▶ _Task goal_
The records below are to be copied word for word, with every picture left out.

(Data excerpts)
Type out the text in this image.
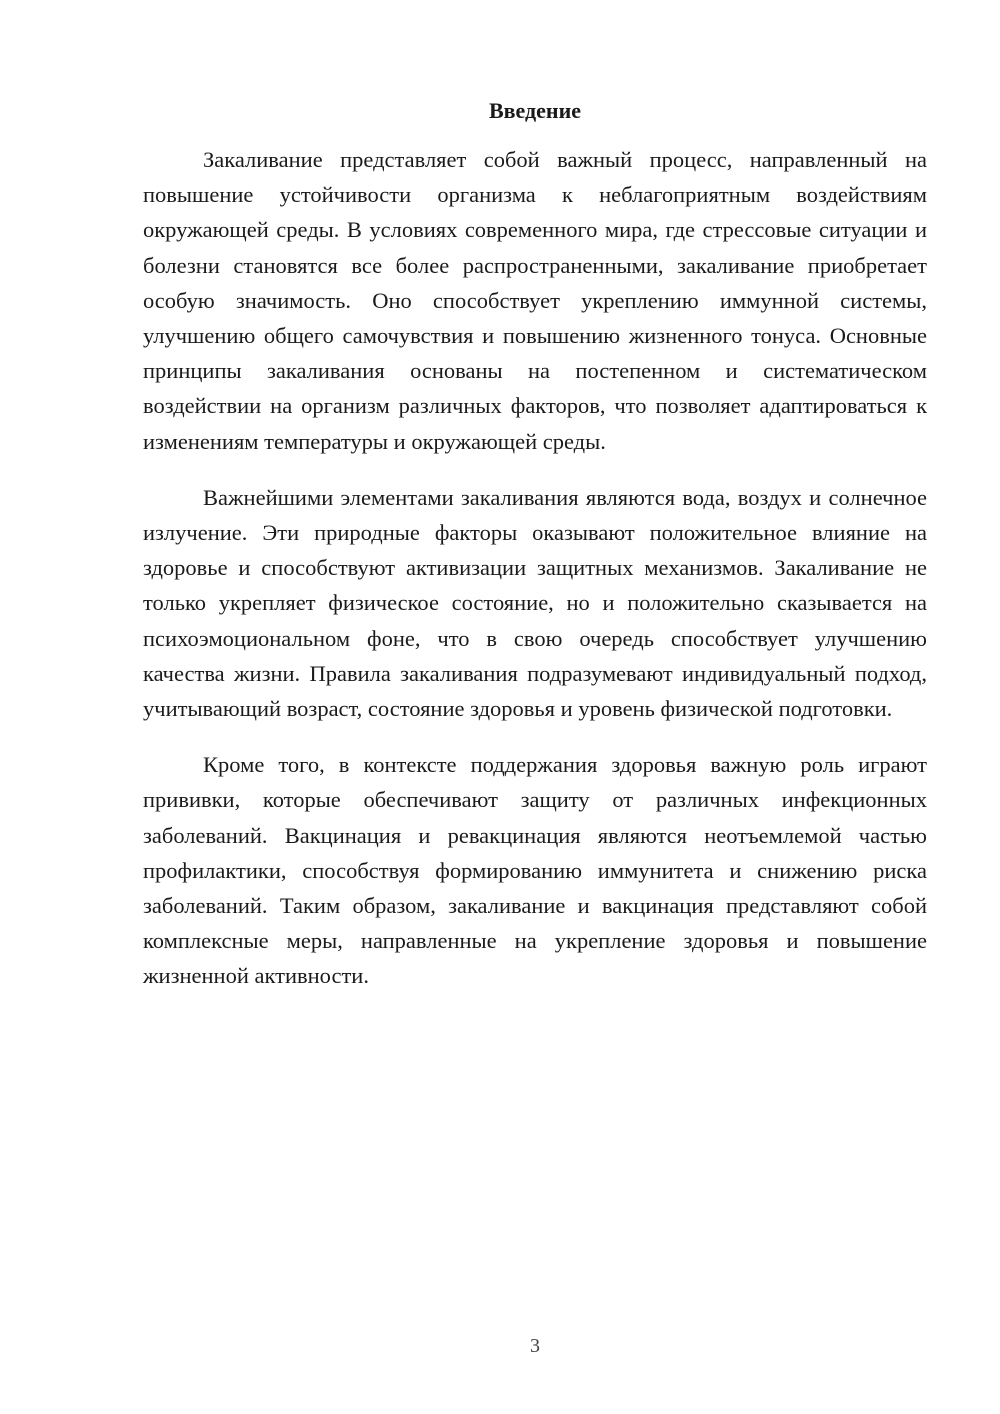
Введение

Закаливание представляет собой важный процесс, направленный на повышение устойчивости организма к неблагоприятным воздействиям окружающей среды. В условиях современного мира, где стрессовые ситуации и болезни становятся все более распространенными, закаливание приобретает особую значимость. Оно способствует укреплению иммунной системы, улучшению общего самочувствия и повышению жизненного тонуса. Основные принципы закаливания основаны на постепенном и систематическом воздействии на организм различных факторов, что позволяет адаптироваться к изменениям температуры и окружающей среды.

Важнейшими элементами закаливания являются вода, воздух и солнечное излучение. Эти природные факторы оказывают положительное влияние на здоровье и способствуют активизации защитных механизмов. Закаливание не только укрепляет физическое состояние, но и положительно сказывается на психоэмоциональном фоне, что в свою очередь способствует улучшению качества жизни. Правила закаливания подразумевают индивидуальный подход, учитывающий возраст, состояние здоровья и уровень физической подготовки.

Кроме того, в контексте поддержания здоровья важную роль играют прививки, которые обеспечивают защиту от различных инфекционных заболеваний. Вакцинация и ревакцинация являются неотъемлемой частью профилактики, способствуя формированию иммунитета и снижению риска заболеваний. Таким образом, закаливание и вакцинация представляют собой комплексные меры, направленные на укрепление здоровья и повышение жизненной активности.

3
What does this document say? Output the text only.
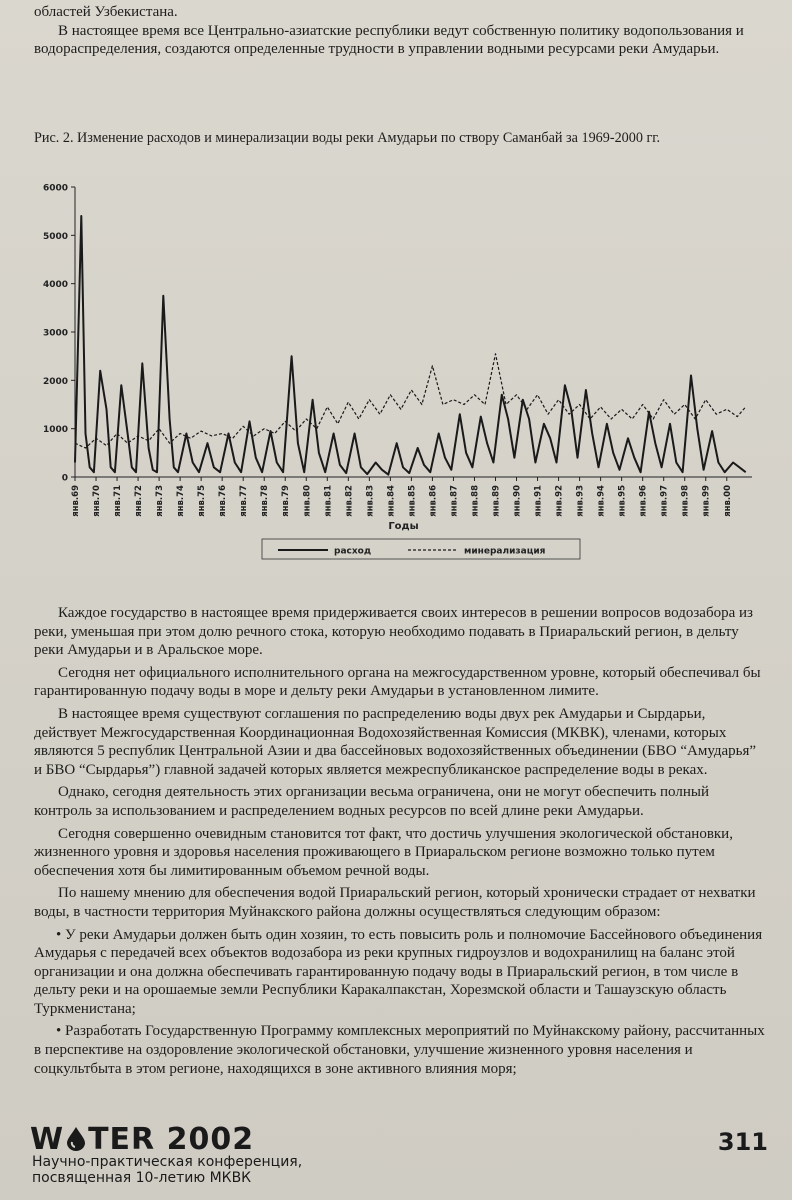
областей Узбекистана.
В настоящее время все Центрально-азиатские республики ведут собственную политику водопользования и водораспределения, создаются определенные трудности в управлении водными ресурсами реки Амударьи.

Рис. 2. Изменение расходов и минерализации воды реки Амударьи по створу Саманбай за 1969-2000 гг.

0
1000
2000
3000
4000
5000
6000
янв.69 янв.70 янв.71 янв.72 янв.73 янв.74 янв.75 янв.76 янв.77 янв.78 янв.79 янв.80 янв.81 янв.82 янв.83 янв.84 янв.85 янв.86 янв.87 янв.88 янв.89 янв.90 янв.91 янв.92 янв.93 янв.94 янв.95 янв.96 янв.97 янв.98 янв.99 янв.00
Годы
расход	минерализация

Каждое государство в настоящее время придерживается своих интересов в решении вопросов водозабора из реки, уменьшая при этом долю речного стока, которую необходимо подавать в Приаральский регион, в дельту реки Амударьи и в Аральское море.

Сегодня нет официального исполнительного органа на межгосударственном уровне, который обеспечивал бы гарантированную подачу воды в море и дельту реки Амударьи в установленном лимите.

В настоящее время существуют соглашения по распределению воды двух рек Амударьи и Сырдарьи, действует Межгосударственная Координационная Водохозяйственная Комиссия (МКВК), членами, которых являются 5 республик Центральной Азии и два бассейновых водохозяйственных объединении (БВО “Амударья” и БВО “Сырдарья”) главной задачей которых является межреспубликанское распределение воды в реках.

Однако, сегодня деятельность этих организации весьма ограничена, они не могут обеспечить полный контроль за использованием и распределением водных ресурсов по всей длине реки Амударьи.

Сегодня совершенно очевидным становится тот факт, что достичь улучшения экологической обстановки, жизненного уровня и здоровья населения проживающего в Приаральском регионе возможно только путем обеспечения хотя бы лимитированным объемом речной воды.

По нашему мнению для обеспечения водой Приаральский регион, который хронически страдает от нехватки воды, в частности территория Муйнакского района должны осуществляться следующим образом:

• У реки Амударьи должен быть один хозяин, то есть повысить роль и полномочие Бассейнового объединения Амударья с передачей всех объектов водозабора из реки крупных гидроузлов и водохранилищ на баланс этой организации и она должна обеспечивать гарантированную подачу воды в Приаральский регион, в том числе в дельту реки и на орошаемые земли Республики Каракалпакстан, Хорезмской области и Ташаузскую область Туркменистана;

• Разработать Государственную Программу комплексных мероприятий по Муйнакскому району, рассчитанных в перспективе на оздоровление экологической обстановки, улучшение жизненного уровня населения и соцкультбыта в этом регионе, находящихся в зоне активного влияния моря;

W TER 2002
Научно-практическая конференция,
посвященная 10-летию МКВК
311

▶ _Completed task_
Type out the text in this image.
Введение

Закаливание представляет собой важный процесс, направленный на повышение устойчивости организма к неблагоприятным воздействиям окружающей среды. В условиях современного мира, где стрессовые ситуации и болезни становятся все более распространенными, закаливание приобретает особую значимость. Оно способствует укреплению иммунной системы, улучшению общего самочувствия и повышению жизненного тонуса. Основные принципы закаливания основаны на постепенном и систематическом воздействии на организм различных факторов, что позволяет адаптироваться к изменениям температуры и окружающей среды.

Важнейшими элементами закаливания являются вода, воздух и солнечное излучение. Эти природные факторы оказывают положительное влияние на здоровье и способствуют активизации защитных механизмов. Закаливание не только укрепляет физическое состояние, но и положительно сказывается на психоэмоциональном фоне, что в свою очередь способствует улучшению качества жизни. Правила закаливания подразумевают индивидуальный подход, учитывающий возраст, состояние здоровья и уровень физической подготовки.

Кроме того, в контексте поддержания здоровья важную роль играют прививки, которые обеспечивают защиту от различных инфекционных заболеваний. Вакцинация и ревакцинация являются неотъемлемой частью профилактики, способствуя формированию иммунитета и снижению риска заболеваний. Таким образом, закаливание и вакцинация представляют собой комплексные меры, направленные на укрепление здоровья и повышение жизненной активности.

3
What does this document say? Output the text only.
областей Узбекистана.
В настоящее время все Центрально-азиатские республики ведут собственную политику водопользования и водораспределения, создаются определенные трудности в управлении водными ресурсами реки Амударьи.

Рис. 2. Изменение расходов и минерализации воды реки Амударьи по створу Саманбай за 1969-2000 гг.

0
1000
2000
3000
4000
5000
6000
янв.69 янв.70 янв.71 янв.72 янв.73 янв.74 янв.75 янв.76 янв.77 янв.78 янв.79 янв.80 янв.81 янв.82 янв.83 янв.84 янв.85 янв.86 янв.87 янв.88 янв.89 янв.90 янв.91 янв.92 янв.93 янв.94 янв.95 янв.96 янв.97 янв.98 янв.99 янв.00
Годы
расход	минерализация

Каждое государство в настоящее время придерживается своих интересов в решении вопросов водозабора из реки, уменьшая при этом долю речного стока, которую необходимо подавать в Приаральский регион, в дельту реки Амударьи и в Аральское море.

Сегодня нет официального исполнительного органа на межгосударственном уровне, который обеспечивал бы гарантированную подачу воды в море и дельту реки Амударьи в установленном лимите.

В настоящее время существуют соглашения по распределению воды двух рек Амударьи и Сырдарьи, действует Межгосударственная Координационная Водохозяйственная Комиссия (МКВК), членами, которых являются 5 республик Центральной Азии и два бассейновых водохозяйственных объединении (БВО “Амударья” и БВО “Сырдарья”) главной задачей которых является межреспубликанское распределение воды в реках.

Однако, сегодня деятельность этих организации весьма ограничена, они не могут обеспечить полный контроль за использованием и распределением водных ресурсов по всей длине реки Амударьи.

Сегодня совершенно очевидным становится тот факт, что достичь улучшения экологической обстановки, жизненного уровня и здоровья населения проживающего в Приаральском регионе возможно только путем обеспечения хотя бы лимитированным объемом речной воды.

По нашему мнению для обеспечения водой Приаральский регион, который хронически страдает от нехватки воды, в частности территория Муйнакского района должны осуществляться следующим образом:

• У реки Амударьи должен быть один хозяин, то есть повысить роль и полномочие Бассейнового объединения Амударья с передачей всех объектов водозабора из реки крупных гидроузлов и водохранилищ на баланс этой организации и она должна обеспечивать гарантированную подачу воды в Приаральский регион, в том числе в дельту реки и на орошаемые земли Республики Каракалпакстан, Хорезмской области и Ташаузскую область Туркменистана;

• Разработать Государственную Программу комплексных мероприятий по Муйнакскому району, рассчитанных в перспективе на оздоровление экологической обстановки, улучшение жизненного уровня населения и соцкультбыта в этом регионе, находящихся в зоне активного влияния моря;

W TER 2002
Научно-практическая конференция,
посвященная 10-летию МКВК
311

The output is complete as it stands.